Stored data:
# # #

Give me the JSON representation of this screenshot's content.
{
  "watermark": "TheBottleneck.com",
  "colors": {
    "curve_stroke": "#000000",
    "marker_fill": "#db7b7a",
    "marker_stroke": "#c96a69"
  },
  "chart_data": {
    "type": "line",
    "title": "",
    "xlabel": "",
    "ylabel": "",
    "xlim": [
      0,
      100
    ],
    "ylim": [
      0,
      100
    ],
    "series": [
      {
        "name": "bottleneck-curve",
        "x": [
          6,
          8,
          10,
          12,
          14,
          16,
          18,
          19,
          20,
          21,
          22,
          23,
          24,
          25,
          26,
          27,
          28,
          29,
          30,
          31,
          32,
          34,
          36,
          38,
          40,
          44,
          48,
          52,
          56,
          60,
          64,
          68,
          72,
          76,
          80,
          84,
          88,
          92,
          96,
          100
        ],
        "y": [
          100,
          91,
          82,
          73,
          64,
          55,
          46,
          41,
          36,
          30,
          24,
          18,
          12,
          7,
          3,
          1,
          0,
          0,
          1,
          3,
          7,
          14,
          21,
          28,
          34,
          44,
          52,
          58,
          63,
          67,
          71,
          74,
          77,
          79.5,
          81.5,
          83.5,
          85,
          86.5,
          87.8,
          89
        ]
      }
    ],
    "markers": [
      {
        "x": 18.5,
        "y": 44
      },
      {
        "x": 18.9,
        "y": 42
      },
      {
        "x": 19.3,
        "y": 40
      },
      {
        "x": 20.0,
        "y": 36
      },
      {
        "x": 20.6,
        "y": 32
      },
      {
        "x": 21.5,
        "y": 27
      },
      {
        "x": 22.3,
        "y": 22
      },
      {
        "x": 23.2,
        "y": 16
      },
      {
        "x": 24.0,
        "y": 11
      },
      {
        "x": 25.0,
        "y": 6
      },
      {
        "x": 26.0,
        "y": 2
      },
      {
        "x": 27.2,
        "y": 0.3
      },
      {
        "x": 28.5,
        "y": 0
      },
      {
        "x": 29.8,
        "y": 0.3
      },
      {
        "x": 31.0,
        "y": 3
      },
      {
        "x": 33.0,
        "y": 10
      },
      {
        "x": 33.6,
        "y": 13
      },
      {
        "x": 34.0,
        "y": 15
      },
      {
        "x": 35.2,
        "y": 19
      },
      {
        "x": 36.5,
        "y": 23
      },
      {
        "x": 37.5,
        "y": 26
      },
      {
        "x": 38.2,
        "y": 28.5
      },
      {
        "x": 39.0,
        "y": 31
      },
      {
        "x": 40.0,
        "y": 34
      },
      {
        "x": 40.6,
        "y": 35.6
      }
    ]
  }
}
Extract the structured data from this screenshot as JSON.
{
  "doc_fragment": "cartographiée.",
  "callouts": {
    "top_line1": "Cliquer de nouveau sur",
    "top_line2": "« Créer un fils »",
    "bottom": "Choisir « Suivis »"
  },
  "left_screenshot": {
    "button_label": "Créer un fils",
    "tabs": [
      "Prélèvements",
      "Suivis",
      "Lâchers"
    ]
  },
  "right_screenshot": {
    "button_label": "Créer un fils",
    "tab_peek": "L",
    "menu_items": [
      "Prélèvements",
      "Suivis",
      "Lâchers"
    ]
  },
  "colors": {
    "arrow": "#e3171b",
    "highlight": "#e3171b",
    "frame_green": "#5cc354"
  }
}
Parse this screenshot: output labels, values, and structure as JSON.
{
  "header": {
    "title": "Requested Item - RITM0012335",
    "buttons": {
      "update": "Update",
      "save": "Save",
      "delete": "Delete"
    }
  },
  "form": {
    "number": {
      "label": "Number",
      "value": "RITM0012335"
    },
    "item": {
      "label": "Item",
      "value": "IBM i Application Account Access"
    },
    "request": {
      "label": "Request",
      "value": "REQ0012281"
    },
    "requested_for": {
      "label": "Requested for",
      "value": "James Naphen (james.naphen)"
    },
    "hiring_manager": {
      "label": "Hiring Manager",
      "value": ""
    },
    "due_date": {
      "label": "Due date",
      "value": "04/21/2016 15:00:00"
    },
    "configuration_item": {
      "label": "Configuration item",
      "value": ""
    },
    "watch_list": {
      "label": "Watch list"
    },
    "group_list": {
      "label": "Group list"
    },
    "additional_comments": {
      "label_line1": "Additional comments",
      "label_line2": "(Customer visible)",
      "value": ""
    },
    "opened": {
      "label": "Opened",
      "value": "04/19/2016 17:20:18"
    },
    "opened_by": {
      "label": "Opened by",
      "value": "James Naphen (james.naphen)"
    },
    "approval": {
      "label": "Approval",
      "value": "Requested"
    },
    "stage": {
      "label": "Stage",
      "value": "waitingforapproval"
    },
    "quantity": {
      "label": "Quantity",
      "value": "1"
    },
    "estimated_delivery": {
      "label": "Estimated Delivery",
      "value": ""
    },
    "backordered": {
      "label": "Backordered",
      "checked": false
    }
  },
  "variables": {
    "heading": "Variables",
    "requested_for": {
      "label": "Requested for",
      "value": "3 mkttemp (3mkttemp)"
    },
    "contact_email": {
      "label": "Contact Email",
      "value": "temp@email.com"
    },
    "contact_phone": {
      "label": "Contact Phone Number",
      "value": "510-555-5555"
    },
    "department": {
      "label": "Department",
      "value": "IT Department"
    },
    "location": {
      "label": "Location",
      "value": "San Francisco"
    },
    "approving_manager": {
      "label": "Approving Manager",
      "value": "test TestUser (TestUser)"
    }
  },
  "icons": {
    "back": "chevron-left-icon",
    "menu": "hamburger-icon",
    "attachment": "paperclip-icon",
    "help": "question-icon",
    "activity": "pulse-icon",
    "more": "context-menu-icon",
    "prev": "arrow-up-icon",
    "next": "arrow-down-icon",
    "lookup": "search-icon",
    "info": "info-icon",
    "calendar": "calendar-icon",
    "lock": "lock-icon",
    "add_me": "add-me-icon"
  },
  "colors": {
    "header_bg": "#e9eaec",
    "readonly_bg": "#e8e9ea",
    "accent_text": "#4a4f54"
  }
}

# # #

▶ _To be done_
Word for word, write out the data.

▶ _Complete output_
Give me the JSON representation of this screenshot's content.
{
  "watermark": "TheBottleneck.com",
  "colors": {
    "curve_stroke": "#000000",
    "marker_fill": "#db7b7a",
    "marker_stroke": "#c96a69"
  },
  "chart_data": {
    "type": "line",
    "title": "",
    "xlabel": "",
    "ylabel": "",
    "xlim": [
      0,
      100
    ],
    "ylim": [
      0,
      100
    ],
    "series": [
      {
        "name": "bottleneck-curve",
        "x": [
          6,
          8,
          10,
          12,
          14,
          16,
          18,
          19,
          20,
          21,
          22,
          23,
          24,
          25,
          26,
          27,
          28,
          29,
          30,
          31,
          32,
          34,
          36,
          38,
          40,
          44,
          48,
          52,
          56,
          60,
          64,
          68,
          72,
          76,
          80,
          84,
          88,
          92,
          96,
          100
        ],
        "y": [
          100,
          91,
          82,
          73,
          64,
          55,
          46,
          41,
          36,
          30,
          24,
          18,
          12,
          7,
          3,
          1,
          0,
          0,
          1,
          3,
          7,
          14,
          21,
          28,
          34,
          44,
          52,
          58,
          63,
          67,
          71,
          74,
          77,
          79.5,
          81.5,
          83.5,
          85,
          86.5,
          87.8,
          89
        ]
      }
    ],
    "markers": [
      {
        "x": 18.5,
        "y": 44
      },
      {
        "x": 18.9,
        "y": 42
      },
      {
        "x": 19.3,
        "y": 40
      },
      {
        "x": 20.0,
        "y": 36
      },
      {
        "x": 20.6,
        "y": 32
      },
      {
        "x": 21.5,
        "y": 27
      },
      {
        "x": 22.3,
        "y": 22
      },
      {
        "x": 23.2,
        "y": 16
      },
      {
        "x": 24.0,
        "y": 11
      },
      {
        "x": 25.0,
        "y": 6
      },
      {
        "x": 26.0,
        "y": 2
      },
      {
        "x": 27.2,
        "y": 0.3
      },
      {
        "x": 28.5,
        "y": 0
      },
      {
        "x": 29.8,
        "y": 0.3
      },
      {
        "x": 31.0,
        "y": 3
      },
      {
        "x": 33.0,
        "y": 10
      },
      {
        "x": 33.6,
        "y": 13
      },
      {
        "x": 34.0,
        "y": 15
      },
      {
        "x": 35.2,
        "y": 19
      },
      {
        "x": 36.5,
        "y": 23
      },
      {
        "x": 37.5,
        "y": 26
      },
      {
        "x": 38.2,
        "y": 28.5
      },
      {
        "x": 39.0,
        "y": 31
      },
      {
        "x": 40.0,
        "y": 34
      },
      {
        "x": 40.6,
        "y": 35.6
      }
    ]
  }
}
Extract the structured data from this screenshot as JSON.
{
  "doc_fragment": "cartographiée.",
  "callouts": {
    "top_line1": "Cliquer de nouveau sur",
    "top_line2": "« Créer un fils »",
    "bottom": "Choisir « Suivis »"
  },
  "left_screenshot": {
    "button_label": "Créer un fils",
    "tabs": [
      "Prélèvements",
      "Suivis",
      "Lâchers"
    ]
  },
  "right_screenshot": {
    "button_label": "Créer un fils",
    "tab_peek": "L",
    "menu_items": [
      "Prélèvements",
      "Suivis",
      "Lâchers"
    ]
  },
  "colors": {
    "arrow": "#e3171b",
    "highlight": "#e3171b",
    "frame_green": "#5cc354"
  }
}
Parse this screenshot: output labels, values, and structure as JSON.
{
  "header": {
    "title": "Requested Item - RITM0012335",
    "buttons": {
      "update": "Update",
      "save": "Save",
      "delete": "Delete"
    }
  },
  "form": {
    "number": {
      "label": "Number",
      "value": "RITM0012335"
    },
    "item": {
      "label": "Item",
      "value": "IBM i Application Account Access"
    },
    "request": {
      "label": "Request",
      "value": "REQ0012281"
    },
    "requested_for": {
      "label": "Requested for",
      "value": "James Naphen (james.naphen)"
    },
    "hiring_manager": {
      "label": "Hiring Manager",
      "value": ""
    },
    "due_date": {
      "label": "Due date",
      "value": "04/21/2016 15:00:00"
    },
    "configuration_item": {
      "label": "Configuration item",
      "value": ""
    },
    "watch_list": {
      "label": "Watch list"
    },
    "group_list": {
      "label": "Group list"
    },
    "additional_comments": {
      "label_line1": "Additional comments",
      "label_line2": "(Customer visible)",
      "value": ""
    },
    "opened": {
      "label": "Opened",
      "value": "04/19/2016 17:20:18"
    },
    "opened_by": {
      "label": "Opened by",
      "value": "James Naphen (james.naphen)"
    },
    "approval": {
      "label": "Approval",
      "value": "Requested"
    },
    "stage": {
      "label": "Stage",
      "value": "waitingforapproval"
    },
    "quantity": {
      "label": "Quantity",
      "value": "1"
    },
    "estimated_delivery": {
      "label": "Estimated Delivery",
      "value": ""
    },
    "backordered": {
      "label": "Backordered",
      "checked": false
    }
  },
  "variables": {
    "heading": "Variables",
    "requested_for": {
      "label": "Requested for",
      "value": "3 mkttemp (3mkttemp)"
    },
    "contact_email": {
      "label": "Contact Email",
      "value": "temp@email.com"
    },
    "contact_phone": {
      "label": "Contact Phone Number",
      "value": "510-555-5555"
    },
    "department": {
      "label": "Department",
      "value": "IT Department"
    },
    "location": {
      "label": "Location",
      "value": "San Francisco"
    },
    "approving_manager": {
      "label": "Approving Manager",
      "value": "test TestUser (TestUser)"
    }
  },
  "icons": {
    "back": "chevron-left-icon",
    "menu": "hamburger-icon",
    "attachment": "paperclip-icon",
    "help": "question-icon",
    "activity": "pulse-icon",
    "more": "context-menu-icon",
    "prev": "arrow-up-icon",
    "next": "arrow-down-icon",
    "lookup": "search-icon",
    "info": "info-icon",
    "calendar": "calendar-icon",
    "lock": "lock-icon",
    "add_me": "add-me-icon"
  },
  "colors": {
    "header_bg": "#e9eaec",
    "readonly_bg": "#e8e9ea",
    "accent_text": "#4a4f54"
  }
}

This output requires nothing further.